##### Source data

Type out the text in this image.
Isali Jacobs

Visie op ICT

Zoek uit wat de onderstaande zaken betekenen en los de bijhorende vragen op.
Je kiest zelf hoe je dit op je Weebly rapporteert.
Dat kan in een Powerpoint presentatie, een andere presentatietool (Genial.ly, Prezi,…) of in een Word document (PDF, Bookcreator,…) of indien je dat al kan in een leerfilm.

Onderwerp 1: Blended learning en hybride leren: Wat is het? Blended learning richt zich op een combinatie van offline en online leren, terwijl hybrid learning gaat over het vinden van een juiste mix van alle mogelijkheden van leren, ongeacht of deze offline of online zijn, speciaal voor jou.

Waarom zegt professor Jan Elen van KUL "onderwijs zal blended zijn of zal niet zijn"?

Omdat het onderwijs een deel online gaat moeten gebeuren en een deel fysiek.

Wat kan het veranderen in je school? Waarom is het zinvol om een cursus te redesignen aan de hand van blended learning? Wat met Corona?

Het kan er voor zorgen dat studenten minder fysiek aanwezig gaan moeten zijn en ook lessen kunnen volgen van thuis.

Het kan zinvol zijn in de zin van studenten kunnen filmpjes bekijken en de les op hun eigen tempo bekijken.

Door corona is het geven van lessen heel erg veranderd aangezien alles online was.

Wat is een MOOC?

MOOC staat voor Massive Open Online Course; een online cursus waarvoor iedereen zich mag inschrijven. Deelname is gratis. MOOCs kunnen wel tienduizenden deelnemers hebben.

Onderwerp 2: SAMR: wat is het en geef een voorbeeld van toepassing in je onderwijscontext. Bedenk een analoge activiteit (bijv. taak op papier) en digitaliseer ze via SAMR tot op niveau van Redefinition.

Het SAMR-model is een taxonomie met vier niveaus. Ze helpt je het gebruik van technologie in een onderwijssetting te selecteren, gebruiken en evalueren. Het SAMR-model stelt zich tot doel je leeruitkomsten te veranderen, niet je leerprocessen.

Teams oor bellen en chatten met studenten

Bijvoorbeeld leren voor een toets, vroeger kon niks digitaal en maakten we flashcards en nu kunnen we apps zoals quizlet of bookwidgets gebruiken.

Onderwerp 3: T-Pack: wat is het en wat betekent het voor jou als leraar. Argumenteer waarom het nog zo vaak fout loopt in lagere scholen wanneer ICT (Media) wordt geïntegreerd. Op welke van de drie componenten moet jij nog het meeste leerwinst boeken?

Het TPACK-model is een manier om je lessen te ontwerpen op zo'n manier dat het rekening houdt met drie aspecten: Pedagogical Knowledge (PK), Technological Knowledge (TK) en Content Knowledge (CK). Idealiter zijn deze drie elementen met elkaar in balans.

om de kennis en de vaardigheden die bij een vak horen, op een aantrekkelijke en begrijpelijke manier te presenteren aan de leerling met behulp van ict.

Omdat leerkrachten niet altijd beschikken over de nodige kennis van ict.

##########

Go through the records above and set each one down exactly, please.

Type out the text in this image.
Isali Jacobs

Visie op ICT

Zoek uit wat de onderstaande zaken betekenen en los de bijhorende vragen op.
Je kiest zelf hoe je dit op je Weebly rapporteert.
Dat kan in een Powerpoint presentatie, een andere presentatietool (Genial.ly, Prezi,…) of in een Word document (PDF, Bookcreator,…) of indien je dat al kan in een leerfilm.

Onderwerp 1: Blended learning en hybride leren: Wat is het? Blended learning richt zich op een combinatie van offline en online leren, terwijl hybrid learning gaat over het vinden van een juiste mix van alle mogelijkheden van leren, ongeacht of deze offline of online zijn, speciaal voor jou.

Waarom zegt professor Jan Elen van KUL "onderwijs zal blended zijn of zal niet zijn"?

Omdat het onderwijs een deel online gaat moeten gebeuren en een deel fysiek.

Wat kan het veranderen in je school? Waarom is het zinvol om een cursus te redesignen aan de hand van blended learning? Wat met Corona?

Het kan er voor zorgen dat studenten minder fysiek aanwezig gaan moeten zijn en ook lessen kunnen volgen van thuis.

Het kan zinvol zijn in de zin van studenten kunnen filmpjes bekijken en de les op hun eigen tempo bekijken.

Door corona is het geven van lessen heel erg veranderd aangezien alles online was.

Wat is een MOOC?

MOOC staat voor Massive Open Online Course; een online cursus waarvoor iedereen zich mag inschrijven. Deelname is gratis. MOOCs kunnen wel tienduizenden deelnemers hebben.

Onderwerp 2: SAMR: wat is het en geef een voorbeeld van toepassing in je onderwijscontext. Bedenk een analoge activiteit (bijv. taak op papier) en digitaliseer ze via SAMR tot op niveau van Redefinition.

Het SAMR-model is een taxonomie met vier niveaus. Ze helpt je het gebruik van technologie in een onderwijssetting te selecteren, gebruiken en evalueren. Het SAMR-model stelt zich tot doel je leeruitkomsten te veranderen, niet je leerprocessen.

Teams oor bellen en chatten met studenten

Bijvoorbeeld leren voor een toets, vroeger kon niks digitaal en maakten we flashcards en nu kunnen we apps zoals quizlet of bookwidgets gebruiken.

Onderwerp 3: T-Pack: wat is het en wat betekent het voor jou als leraar. Argumenteer waarom het nog zo vaak fout loopt in lagere scholen wanneer ICT (Media) wordt geïntegreerd. Op welke van de drie componenten moet jij nog het meeste leerwinst boeken?

Het TPACK-model is een manier om je lessen te ontwerpen op zo'n manier dat het rekening houdt met drie aspecten: Pedagogical Knowledge (PK), Technological Knowledge (TK) en Content Knowledge (CK). Idealiter zijn deze drie elementen met elkaar in balans.

om de kennis en de vaardigheden die bij een vak horen, op een aantrekkelijke en begrijpelijke manier te presenteren aan de leerling met behulp van ict.

Omdat leerkrachten niet altijd beschikken over de nodige kennis van ict.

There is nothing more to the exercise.